Extracted records:
********************

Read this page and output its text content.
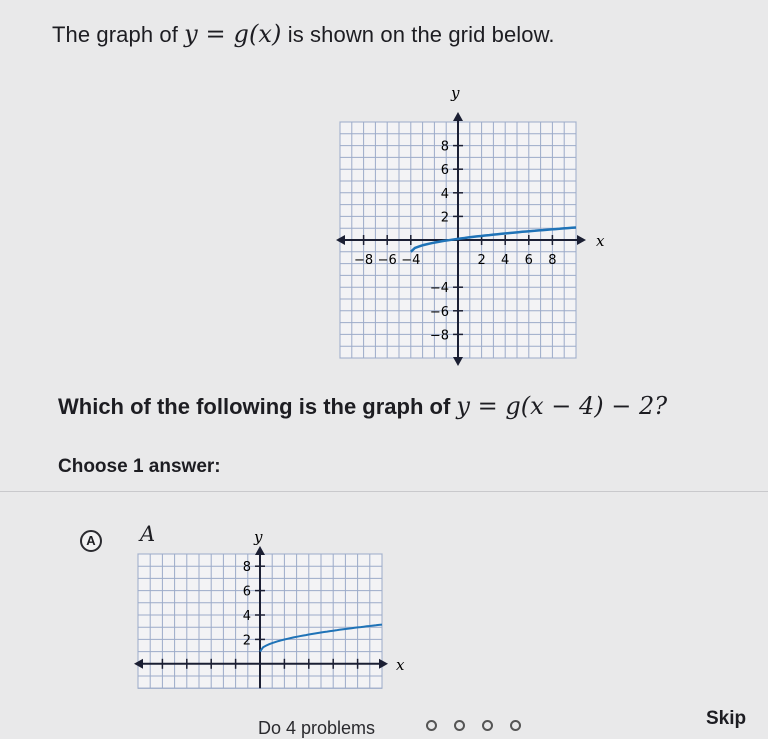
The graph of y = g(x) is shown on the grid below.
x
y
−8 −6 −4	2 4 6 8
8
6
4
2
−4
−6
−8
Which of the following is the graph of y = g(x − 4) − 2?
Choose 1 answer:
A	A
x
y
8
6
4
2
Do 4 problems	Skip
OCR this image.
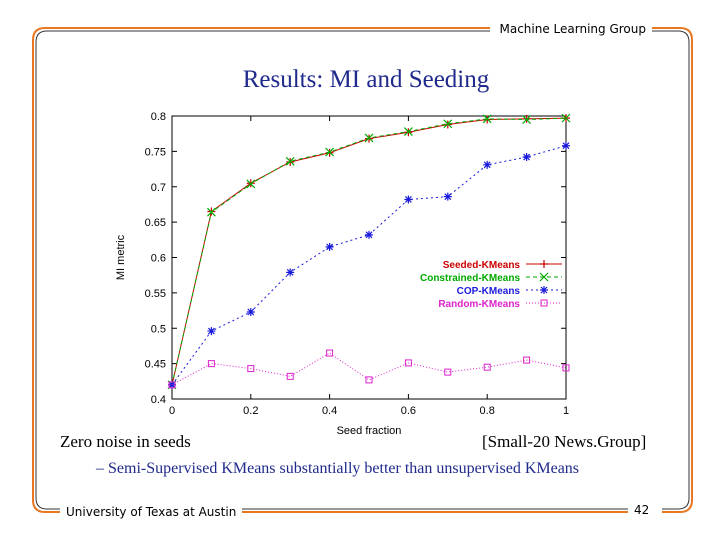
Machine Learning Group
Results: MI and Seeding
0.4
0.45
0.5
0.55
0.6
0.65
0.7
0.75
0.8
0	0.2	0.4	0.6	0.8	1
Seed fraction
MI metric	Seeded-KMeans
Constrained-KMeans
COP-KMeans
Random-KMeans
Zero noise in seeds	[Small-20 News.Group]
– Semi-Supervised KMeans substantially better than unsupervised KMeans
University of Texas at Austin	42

********************

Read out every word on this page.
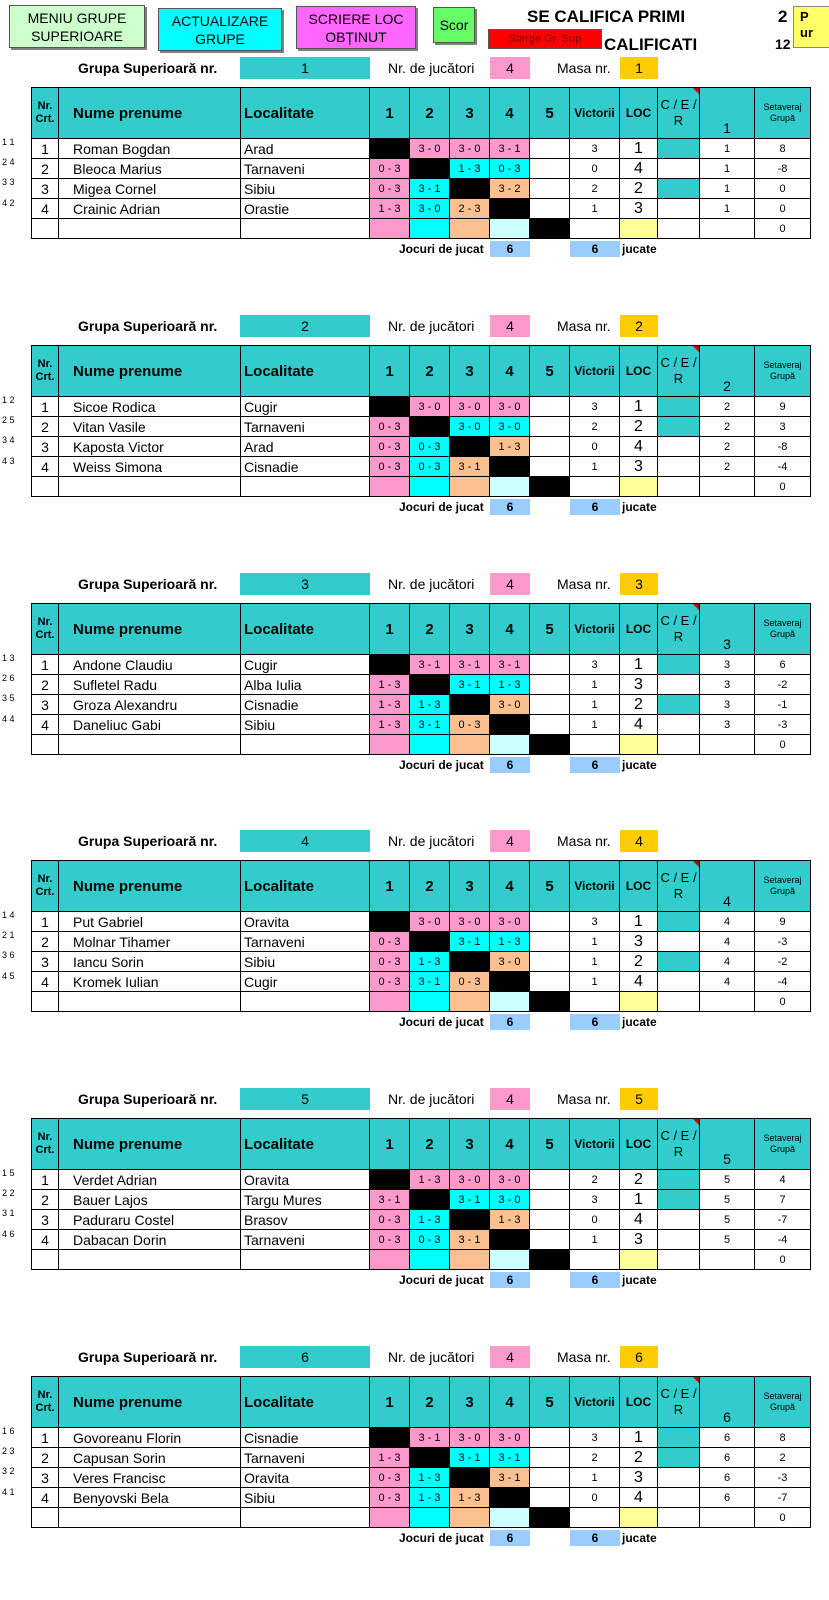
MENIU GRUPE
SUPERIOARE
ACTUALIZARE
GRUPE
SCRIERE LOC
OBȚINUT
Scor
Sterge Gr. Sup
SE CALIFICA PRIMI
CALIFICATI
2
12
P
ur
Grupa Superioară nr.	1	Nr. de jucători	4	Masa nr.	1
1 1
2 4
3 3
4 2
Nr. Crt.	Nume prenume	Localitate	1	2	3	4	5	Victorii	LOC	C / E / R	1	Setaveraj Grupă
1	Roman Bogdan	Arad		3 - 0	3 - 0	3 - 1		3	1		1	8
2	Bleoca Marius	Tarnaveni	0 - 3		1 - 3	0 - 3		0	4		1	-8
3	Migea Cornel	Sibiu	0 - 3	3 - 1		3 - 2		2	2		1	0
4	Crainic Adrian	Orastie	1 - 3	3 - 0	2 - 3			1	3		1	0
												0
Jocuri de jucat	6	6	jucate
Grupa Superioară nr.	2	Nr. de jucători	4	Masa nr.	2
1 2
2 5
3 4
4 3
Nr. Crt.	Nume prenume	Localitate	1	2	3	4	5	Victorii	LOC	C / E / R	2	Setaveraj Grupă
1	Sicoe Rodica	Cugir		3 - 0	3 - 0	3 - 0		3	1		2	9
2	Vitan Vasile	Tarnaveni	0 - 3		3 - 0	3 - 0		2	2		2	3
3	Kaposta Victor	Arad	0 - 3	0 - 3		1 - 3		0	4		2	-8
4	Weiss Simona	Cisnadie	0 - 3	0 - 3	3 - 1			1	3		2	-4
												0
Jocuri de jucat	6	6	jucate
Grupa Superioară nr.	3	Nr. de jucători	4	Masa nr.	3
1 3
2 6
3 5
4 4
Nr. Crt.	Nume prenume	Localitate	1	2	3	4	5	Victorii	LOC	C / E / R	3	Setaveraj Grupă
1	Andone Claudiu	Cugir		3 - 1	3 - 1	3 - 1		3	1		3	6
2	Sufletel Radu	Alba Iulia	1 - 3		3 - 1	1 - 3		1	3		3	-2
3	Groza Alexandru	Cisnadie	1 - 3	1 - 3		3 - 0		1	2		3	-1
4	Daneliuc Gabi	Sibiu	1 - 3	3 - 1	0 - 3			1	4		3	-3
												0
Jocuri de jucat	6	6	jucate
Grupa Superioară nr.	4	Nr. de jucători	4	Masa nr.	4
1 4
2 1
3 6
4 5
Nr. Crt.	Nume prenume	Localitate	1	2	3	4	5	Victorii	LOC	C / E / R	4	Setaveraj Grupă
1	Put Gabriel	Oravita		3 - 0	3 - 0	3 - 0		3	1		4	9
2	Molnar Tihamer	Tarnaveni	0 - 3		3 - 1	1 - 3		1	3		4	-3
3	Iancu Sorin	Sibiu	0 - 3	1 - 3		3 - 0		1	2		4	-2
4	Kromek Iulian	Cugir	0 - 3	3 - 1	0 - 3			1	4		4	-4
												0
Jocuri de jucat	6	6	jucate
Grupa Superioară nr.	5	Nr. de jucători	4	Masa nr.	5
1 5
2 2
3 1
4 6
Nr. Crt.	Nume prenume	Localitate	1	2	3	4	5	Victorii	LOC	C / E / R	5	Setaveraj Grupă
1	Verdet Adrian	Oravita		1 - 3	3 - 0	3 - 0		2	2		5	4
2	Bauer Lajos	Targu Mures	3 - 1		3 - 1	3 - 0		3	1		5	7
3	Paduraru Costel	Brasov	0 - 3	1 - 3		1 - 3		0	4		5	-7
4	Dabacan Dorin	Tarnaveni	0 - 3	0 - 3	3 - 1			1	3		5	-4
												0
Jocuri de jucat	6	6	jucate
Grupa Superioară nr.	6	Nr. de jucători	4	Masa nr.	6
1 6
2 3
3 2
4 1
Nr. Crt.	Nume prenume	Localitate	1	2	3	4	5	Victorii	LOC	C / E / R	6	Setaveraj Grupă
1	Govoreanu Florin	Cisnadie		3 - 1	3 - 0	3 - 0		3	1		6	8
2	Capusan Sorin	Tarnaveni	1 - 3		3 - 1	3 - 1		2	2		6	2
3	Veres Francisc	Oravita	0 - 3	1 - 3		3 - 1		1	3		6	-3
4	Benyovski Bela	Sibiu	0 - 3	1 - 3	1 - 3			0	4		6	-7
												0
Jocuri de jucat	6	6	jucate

********************

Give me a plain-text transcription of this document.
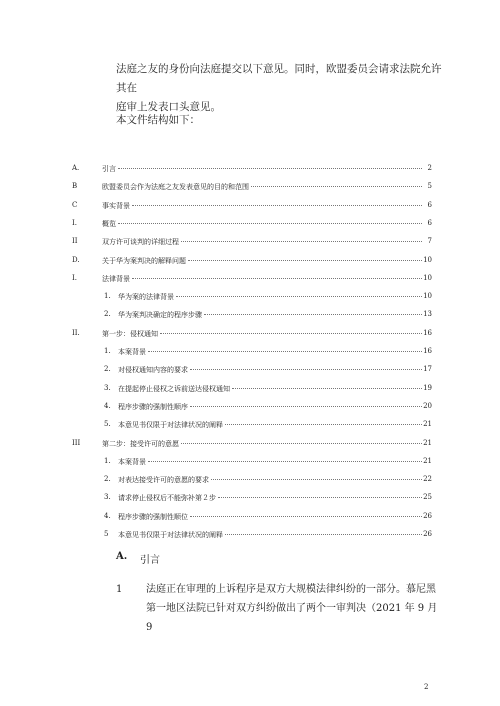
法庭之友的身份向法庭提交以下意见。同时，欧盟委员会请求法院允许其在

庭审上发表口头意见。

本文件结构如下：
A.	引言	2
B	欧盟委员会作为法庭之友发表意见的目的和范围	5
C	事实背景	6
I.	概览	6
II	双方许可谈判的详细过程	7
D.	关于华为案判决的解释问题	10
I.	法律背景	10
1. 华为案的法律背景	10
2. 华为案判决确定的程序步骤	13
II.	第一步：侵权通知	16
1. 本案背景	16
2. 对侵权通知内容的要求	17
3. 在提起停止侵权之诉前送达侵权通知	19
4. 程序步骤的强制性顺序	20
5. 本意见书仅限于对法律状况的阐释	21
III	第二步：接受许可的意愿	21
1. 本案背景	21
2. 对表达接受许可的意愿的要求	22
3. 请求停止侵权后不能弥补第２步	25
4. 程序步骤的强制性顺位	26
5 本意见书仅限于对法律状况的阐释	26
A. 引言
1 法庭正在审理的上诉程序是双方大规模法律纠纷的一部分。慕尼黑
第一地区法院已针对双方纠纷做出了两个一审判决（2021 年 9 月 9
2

********************

▸ **The task**: Only the count is wanted: report how many lines of the material above hold the word "Cisnadie".

▸ **Exercise output**: 3